PROVIDED MATERIAL >>
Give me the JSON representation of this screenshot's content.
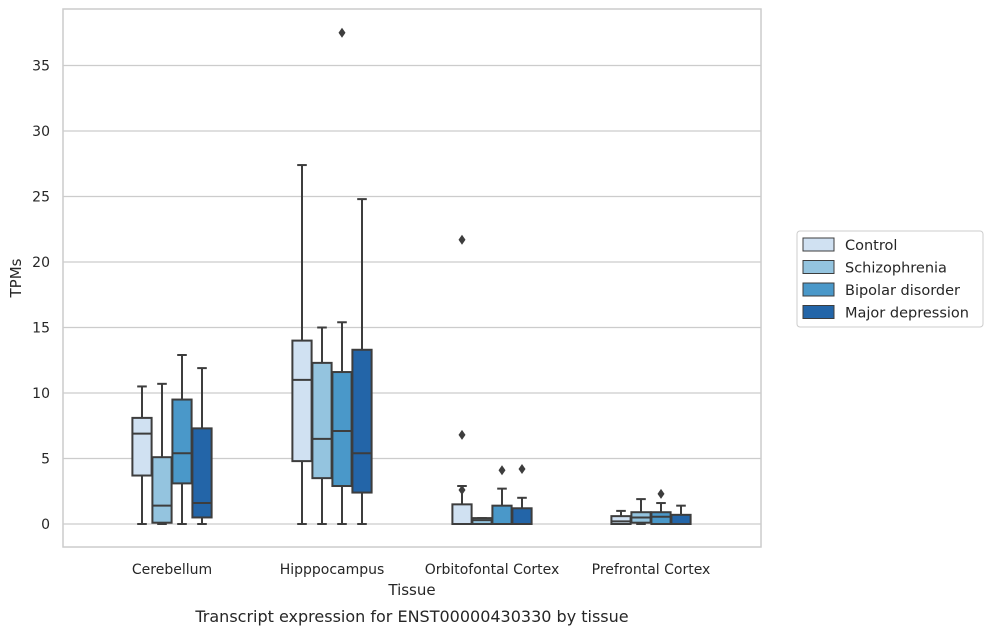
{
  "caption": "Transcript expression for ENST00000430330 by tissue",
  "chart_data": {
    "type": "box",
    "xlabel": "Tissue",
    "ylabel": "TPMs",
    "ylim": [
      -1.8,
      39
    ],
    "yticks": [
      0,
      5,
      10,
      15,
      20,
      25,
      30,
      35
    ],
    "grid": true,
    "legend_position": "right",
    "categories": [
      "Cerebellum",
      "Hipppocampus",
      "Orbitofontal Cortex",
      "Prefrontal Cortex"
    ],
    "series": [
      {
        "name": "Control",
        "color": "#d0e1f2",
        "boxes": [
          {
            "whislo": 0,
            "q1": 3.7,
            "med": 6.9,
            "q3": 8.1,
            "whishi": 10.5,
            "fliers": []
          },
          {
            "whislo": 0,
            "q1": 4.8,
            "med": 11.0,
            "q3": 14.0,
            "whishi": 27.4,
            "fliers": []
          },
          {
            "whislo": 0,
            "q1": 0,
            "med": 0,
            "q3": 1.5,
            "whishi": 2.9,
            "fliers": [
              21.7,
              6.8,
              2.6
            ]
          },
          {
            "whislo": 0,
            "q1": 0,
            "med": 0.2,
            "q3": 0.6,
            "whishi": 1.0,
            "fliers": []
          }
        ]
      },
      {
        "name": "Schizophrenia",
        "color": "#94c4df",
        "boxes": [
          {
            "whislo": 0,
            "q1": 0.1,
            "med": 1.4,
            "q3": 5.1,
            "whishi": 10.7,
            "fliers": []
          },
          {
            "whislo": 0,
            "q1": 3.5,
            "med": 6.5,
            "q3": 12.3,
            "whishi": 15.0,
            "fliers": []
          },
          {
            "whislo": 0,
            "q1": 0,
            "med": 0.3,
            "q3": 0.45,
            "whishi": 0.45,
            "fliers": []
          },
          {
            "whislo": 0,
            "q1": 0.1,
            "med": 0.5,
            "q3": 0.9,
            "whishi": 1.9,
            "fliers": []
          }
        ]
      },
      {
        "name": "Bipolar disorder",
        "color": "#4a98c9",
        "boxes": [
          {
            "whislo": 0,
            "q1": 3.1,
            "med": 5.4,
            "q3": 9.5,
            "whishi": 12.9,
            "fliers": []
          },
          {
            "whislo": 0,
            "q1": 2.9,
            "med": 7.1,
            "q3": 11.6,
            "whishi": 15.4,
            "fliers": [
              37.5
            ]
          },
          {
            "whislo": 0,
            "q1": 0,
            "med": 0,
            "q3": 1.4,
            "whishi": 2.7,
            "fliers": [
              4.1
            ]
          },
          {
            "whislo": 0,
            "q1": 0,
            "med": 0.55,
            "q3": 0.9,
            "whishi": 1.6,
            "fliers": [
              2.3
            ]
          }
        ]
      },
      {
        "name": "Major depression",
        "color": "#2365a8",
        "boxes": [
          {
            "whislo": 0,
            "q1": 0.5,
            "med": 1.6,
            "q3": 7.3,
            "whishi": 11.9,
            "fliers": []
          },
          {
            "whislo": 0,
            "q1": 2.4,
            "med": 5.4,
            "q3": 13.3,
            "whishi": 24.8,
            "fliers": []
          },
          {
            "whislo": 0,
            "q1": 0,
            "med": 0,
            "q3": 1.2,
            "whishi": 2.0,
            "fliers": [
              4.2
            ]
          },
          {
            "whislo": 0,
            "q1": 0,
            "med": 0,
            "q3": 0.7,
            "whishi": 1.4,
            "fliers": []
          }
        ]
      }
    ]
  }
}
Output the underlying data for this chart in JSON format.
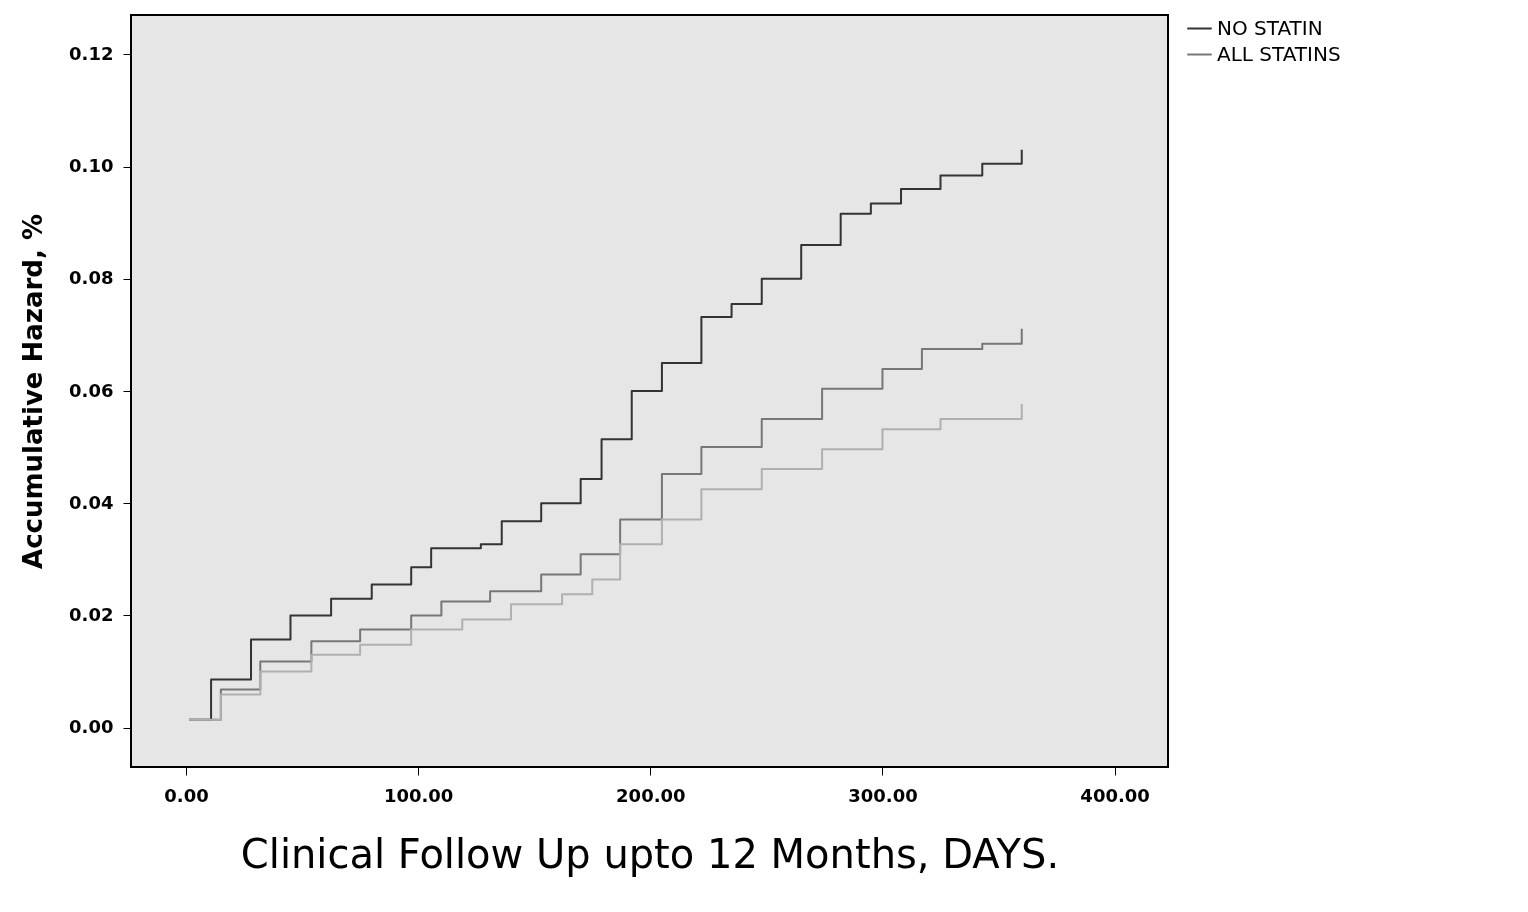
{
  "chart_data": {
    "type": "step",
    "xlabel": "Clinical Follow Up upto 12 Months, DAYS.",
    "ylabel": "Accumulative Hazard, %",
    "xlim": [
      -23.7,
      423
    ],
    "ylim": [
      -0.007,
      0.127
    ],
    "xticks": [
      {
        "value": 0,
        "label": "0.00"
      },
      {
        "value": 100,
        "label": "100.00"
      },
      {
        "value": 200,
        "label": "200.00"
      },
      {
        "value": 300,
        "label": "300.00"
      },
      {
        "value": 400,
        "label": "400.00"
      }
    ],
    "yticks": [
      {
        "value": 0,
        "label": "0.00"
      },
      {
        "value": 0.02,
        "label": "0.02"
      },
      {
        "value": 0.04,
        "label": "0.04"
      },
      {
        "value": 0.06,
        "label": "0.06"
      },
      {
        "value": 0.08,
        "label": "0.08"
      },
      {
        "value": 0.1,
        "label": "0.10"
      },
      {
        "value": 0.12,
        "label": "0.12"
      }
    ],
    "grid": false,
    "legend": "top right",
    "line_style": "solid",
    "series": [
      {
        "name": "NO STATIN",
        "color": "#333333",
        "x": [
          1.3,
          10.8,
          28,
          45,
          62.5,
          80,
          97,
          105.6,
          127,
          136,
          153,
          170,
          179,
          192,
          205,
          222,
          235,
          248,
          265,
          282,
          295,
          308,
          325,
          343,
          360
        ],
        "values": [
          0.0014,
          0.0086,
          0.0157,
          0.02,
          0.023,
          0.0255,
          0.0286,
          0.032,
          0.0327,
          0.0368,
          0.04,
          0.0443,
          0.0514,
          0.06,
          0.065,
          0.0732,
          0.0755,
          0.08,
          0.086,
          0.0916,
          0.0934,
          0.096,
          0.0984,
          0.1005,
          0.103
        ]
      },
      {
        "name": "ALL STATINS",
        "color": "#777777",
        "x": [
          1.3,
          15,
          32,
          54,
          75,
          97,
          110,
          131,
          153,
          170,
          187,
          205,
          222,
          248,
          274,
          300,
          317,
          343,
          360
        ],
        "values": [
          0.0014,
          0.0068,
          0.0118,
          0.0154,
          0.0175,
          0.02,
          0.0225,
          0.0243,
          0.0273,
          0.0309,
          0.0371,
          0.0452,
          0.05,
          0.055,
          0.0604,
          0.0639,
          0.0675,
          0.0684,
          0.0711
        ]
      },
      {
        "color": "#b0b0b0",
        "x": [
          1.3,
          15,
          32,
          54,
          75,
          97,
          119,
          140,
          162,
          175,
          187,
          205,
          222,
          248,
          274,
          300,
          325,
          360
        ],
        "values": [
          0.0014,
          0.0059,
          0.01,
          0.013,
          0.0148,
          0.0175,
          0.0193,
          0.022,
          0.0238,
          0.0264,
          0.0327,
          0.0371,
          0.0425,
          0.0461,
          0.0496,
          0.0532,
          0.055,
          0.0577
        ]
      }
    ]
  }
}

WHAT THE TASK ASKS >> Copy all lines from the material that hold "this".

EXPECTED ANSWER >>
Give me the JSON representation of this screenshot's content.
Output the underlying data for this chart in JSON format.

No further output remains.